** What to do **
Copy word for word the rows from the line containing "Patent image size: (498, 619)." up to and including the line containing "The external tube 7 is at (143, 483).".

** Stored items **

***

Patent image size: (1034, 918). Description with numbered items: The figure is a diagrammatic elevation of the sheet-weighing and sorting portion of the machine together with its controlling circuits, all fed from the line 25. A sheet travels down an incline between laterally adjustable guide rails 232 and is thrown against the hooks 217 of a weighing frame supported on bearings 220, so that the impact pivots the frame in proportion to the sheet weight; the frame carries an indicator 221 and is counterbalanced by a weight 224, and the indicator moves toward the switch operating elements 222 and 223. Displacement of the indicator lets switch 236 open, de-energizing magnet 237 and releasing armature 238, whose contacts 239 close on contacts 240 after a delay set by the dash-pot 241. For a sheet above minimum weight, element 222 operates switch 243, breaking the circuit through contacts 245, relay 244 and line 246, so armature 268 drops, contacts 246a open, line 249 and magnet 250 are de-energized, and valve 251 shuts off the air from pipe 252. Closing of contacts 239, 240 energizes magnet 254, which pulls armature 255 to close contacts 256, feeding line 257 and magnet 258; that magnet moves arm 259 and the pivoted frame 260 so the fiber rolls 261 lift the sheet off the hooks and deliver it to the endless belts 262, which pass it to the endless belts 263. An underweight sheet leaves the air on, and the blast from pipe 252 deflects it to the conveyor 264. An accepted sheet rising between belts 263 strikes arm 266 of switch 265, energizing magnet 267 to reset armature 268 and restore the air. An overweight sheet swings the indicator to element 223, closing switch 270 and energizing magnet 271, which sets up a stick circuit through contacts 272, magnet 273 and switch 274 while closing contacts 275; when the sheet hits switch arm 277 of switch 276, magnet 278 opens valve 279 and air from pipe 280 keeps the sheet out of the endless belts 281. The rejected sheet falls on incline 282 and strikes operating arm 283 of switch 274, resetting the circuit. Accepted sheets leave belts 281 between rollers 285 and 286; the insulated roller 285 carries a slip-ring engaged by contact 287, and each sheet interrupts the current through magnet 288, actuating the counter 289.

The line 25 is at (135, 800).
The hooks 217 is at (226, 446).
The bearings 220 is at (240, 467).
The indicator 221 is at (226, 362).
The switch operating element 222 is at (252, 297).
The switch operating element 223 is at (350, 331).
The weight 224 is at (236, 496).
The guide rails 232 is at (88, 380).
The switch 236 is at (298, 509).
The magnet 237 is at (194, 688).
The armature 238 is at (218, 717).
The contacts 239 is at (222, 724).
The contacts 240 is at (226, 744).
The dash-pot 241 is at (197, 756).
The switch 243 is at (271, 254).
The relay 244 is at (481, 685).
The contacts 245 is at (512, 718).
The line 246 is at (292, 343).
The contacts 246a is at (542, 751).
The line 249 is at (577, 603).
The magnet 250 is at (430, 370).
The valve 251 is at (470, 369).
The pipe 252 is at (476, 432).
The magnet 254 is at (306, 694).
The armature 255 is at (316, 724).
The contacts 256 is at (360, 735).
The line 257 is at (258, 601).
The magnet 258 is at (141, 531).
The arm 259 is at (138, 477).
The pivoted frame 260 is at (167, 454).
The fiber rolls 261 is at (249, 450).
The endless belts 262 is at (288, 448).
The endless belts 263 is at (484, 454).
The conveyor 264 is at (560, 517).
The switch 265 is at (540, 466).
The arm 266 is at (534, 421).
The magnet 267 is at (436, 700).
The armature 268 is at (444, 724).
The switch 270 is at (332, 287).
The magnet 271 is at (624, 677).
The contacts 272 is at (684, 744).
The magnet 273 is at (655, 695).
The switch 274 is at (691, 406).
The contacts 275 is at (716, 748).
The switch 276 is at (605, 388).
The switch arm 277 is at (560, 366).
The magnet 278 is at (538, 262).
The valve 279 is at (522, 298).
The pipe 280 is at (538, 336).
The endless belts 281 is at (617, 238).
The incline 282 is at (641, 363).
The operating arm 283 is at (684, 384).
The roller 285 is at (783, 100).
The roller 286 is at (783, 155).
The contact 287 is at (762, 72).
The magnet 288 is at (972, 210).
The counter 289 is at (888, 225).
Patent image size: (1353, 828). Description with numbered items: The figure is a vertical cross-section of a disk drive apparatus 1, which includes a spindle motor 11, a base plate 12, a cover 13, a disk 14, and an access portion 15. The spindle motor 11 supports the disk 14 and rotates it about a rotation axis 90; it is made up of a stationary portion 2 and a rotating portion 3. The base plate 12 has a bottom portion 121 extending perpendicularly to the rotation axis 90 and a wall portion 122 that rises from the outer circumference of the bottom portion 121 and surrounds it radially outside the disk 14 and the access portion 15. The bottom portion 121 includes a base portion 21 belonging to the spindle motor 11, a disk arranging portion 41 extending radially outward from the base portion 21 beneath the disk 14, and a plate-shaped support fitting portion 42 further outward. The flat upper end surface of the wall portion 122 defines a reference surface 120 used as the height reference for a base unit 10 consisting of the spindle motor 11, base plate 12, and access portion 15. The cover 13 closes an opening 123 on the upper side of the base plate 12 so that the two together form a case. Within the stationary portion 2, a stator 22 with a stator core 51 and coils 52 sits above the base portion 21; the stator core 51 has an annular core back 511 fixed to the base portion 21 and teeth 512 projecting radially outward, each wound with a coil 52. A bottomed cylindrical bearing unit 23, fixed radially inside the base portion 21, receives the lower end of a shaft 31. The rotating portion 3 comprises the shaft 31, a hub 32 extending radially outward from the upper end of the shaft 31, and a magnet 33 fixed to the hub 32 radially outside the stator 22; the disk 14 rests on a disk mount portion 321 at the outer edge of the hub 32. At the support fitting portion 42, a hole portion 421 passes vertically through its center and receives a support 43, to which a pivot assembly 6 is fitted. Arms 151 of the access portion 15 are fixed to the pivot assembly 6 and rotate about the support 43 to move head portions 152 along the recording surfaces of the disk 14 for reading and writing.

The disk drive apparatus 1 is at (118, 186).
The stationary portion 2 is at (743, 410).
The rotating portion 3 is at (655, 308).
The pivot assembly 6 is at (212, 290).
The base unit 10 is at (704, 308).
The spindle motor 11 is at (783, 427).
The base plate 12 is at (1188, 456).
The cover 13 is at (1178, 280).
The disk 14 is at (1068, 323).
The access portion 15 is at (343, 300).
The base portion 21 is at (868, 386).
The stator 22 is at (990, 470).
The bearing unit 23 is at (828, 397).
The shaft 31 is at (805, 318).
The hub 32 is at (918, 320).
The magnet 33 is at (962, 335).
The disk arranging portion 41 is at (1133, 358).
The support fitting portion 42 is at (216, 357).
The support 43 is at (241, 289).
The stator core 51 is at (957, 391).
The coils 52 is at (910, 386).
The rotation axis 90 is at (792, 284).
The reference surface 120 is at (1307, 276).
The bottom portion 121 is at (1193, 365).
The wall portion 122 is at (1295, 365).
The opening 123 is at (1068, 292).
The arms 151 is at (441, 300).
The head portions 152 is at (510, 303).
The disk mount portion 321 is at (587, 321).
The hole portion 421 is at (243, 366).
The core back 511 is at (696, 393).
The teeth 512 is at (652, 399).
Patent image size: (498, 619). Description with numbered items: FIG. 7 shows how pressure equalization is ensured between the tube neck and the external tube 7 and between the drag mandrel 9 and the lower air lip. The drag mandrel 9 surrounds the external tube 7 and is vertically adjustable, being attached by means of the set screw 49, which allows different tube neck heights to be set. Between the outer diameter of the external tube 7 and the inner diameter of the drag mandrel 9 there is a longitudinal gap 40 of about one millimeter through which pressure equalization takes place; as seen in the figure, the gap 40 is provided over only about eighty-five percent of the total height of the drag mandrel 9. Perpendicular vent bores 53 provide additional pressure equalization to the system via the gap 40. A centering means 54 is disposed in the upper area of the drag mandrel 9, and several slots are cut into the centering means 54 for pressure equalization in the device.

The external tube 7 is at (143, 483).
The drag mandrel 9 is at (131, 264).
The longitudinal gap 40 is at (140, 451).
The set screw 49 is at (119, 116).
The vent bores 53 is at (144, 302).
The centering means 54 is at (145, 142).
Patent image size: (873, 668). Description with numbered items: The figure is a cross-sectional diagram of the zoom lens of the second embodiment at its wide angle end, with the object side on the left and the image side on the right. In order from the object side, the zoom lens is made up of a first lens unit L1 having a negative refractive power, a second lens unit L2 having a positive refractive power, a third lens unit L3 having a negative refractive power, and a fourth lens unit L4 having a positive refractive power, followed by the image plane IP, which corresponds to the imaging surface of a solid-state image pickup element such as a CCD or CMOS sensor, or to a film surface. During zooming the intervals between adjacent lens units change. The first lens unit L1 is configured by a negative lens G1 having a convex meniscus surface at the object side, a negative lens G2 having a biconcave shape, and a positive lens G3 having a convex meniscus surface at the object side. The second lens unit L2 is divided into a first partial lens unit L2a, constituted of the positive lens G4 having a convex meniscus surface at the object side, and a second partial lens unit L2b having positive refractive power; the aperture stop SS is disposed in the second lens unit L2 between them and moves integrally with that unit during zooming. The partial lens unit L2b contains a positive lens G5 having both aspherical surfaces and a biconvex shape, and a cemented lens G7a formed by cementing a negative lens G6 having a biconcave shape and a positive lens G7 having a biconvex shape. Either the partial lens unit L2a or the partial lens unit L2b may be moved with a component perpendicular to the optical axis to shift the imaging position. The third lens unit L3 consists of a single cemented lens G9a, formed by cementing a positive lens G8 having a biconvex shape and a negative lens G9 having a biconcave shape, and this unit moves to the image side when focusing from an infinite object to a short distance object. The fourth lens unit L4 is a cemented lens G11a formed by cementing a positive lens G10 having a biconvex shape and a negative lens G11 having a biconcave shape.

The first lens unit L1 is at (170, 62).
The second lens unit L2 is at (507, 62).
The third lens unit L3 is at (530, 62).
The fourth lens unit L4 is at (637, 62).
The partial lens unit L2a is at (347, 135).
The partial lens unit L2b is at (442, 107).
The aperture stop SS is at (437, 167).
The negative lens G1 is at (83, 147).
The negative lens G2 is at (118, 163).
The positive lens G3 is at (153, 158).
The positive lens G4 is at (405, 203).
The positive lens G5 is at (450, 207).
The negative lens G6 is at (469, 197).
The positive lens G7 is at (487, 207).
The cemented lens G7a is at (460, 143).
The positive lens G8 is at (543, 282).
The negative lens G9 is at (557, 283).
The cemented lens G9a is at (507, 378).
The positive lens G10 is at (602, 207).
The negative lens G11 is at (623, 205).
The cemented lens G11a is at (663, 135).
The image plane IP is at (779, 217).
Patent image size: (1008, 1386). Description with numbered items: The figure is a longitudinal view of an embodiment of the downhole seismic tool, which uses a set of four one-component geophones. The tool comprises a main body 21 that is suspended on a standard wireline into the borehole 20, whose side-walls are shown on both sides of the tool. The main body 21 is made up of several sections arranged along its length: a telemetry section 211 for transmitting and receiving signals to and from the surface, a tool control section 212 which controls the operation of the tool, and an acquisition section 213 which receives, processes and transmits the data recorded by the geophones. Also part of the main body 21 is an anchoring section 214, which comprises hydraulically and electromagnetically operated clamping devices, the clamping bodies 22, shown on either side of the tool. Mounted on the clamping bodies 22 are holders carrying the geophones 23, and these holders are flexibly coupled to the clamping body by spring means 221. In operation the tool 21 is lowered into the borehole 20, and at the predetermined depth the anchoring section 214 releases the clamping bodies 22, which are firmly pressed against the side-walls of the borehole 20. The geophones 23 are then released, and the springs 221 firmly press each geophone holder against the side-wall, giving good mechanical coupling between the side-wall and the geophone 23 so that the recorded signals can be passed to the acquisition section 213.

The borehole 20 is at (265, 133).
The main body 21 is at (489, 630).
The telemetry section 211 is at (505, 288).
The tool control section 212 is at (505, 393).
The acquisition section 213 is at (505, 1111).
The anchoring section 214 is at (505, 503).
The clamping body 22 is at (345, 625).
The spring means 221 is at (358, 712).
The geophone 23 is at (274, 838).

***

** The output **
Patent image size: (498, 619). Description with numbered items: FIG. 7 shows how pressure equalization is ensured between the tube neck and the external tube 7 and between the drag mandrel 9 and the lower air lip. The drag mandrel 9 surrounds the external tube 7 and is vertically adjustable, being attached by means of the set screw 49, which allows different tube neck heights to be set. Between the outer diameter of the external tube 7 and the inner diameter of the drag mandrel 9 there is a longitudinal gap 40 of about one millimeter through which pressure equalization takes place; as seen in the figure, the gap 40 is provided over only about eighty-five percent of the total height of the drag mandrel 9. Perpendicular vent bores 53 provide additional pressure equalization to the system via the gap 40. A centering means 54 is disposed in the upper area of the drag mandrel 9, and several slots are cut into the centering means 54 for pressure equalization in the device.

The external tube 7 is at (143, 483).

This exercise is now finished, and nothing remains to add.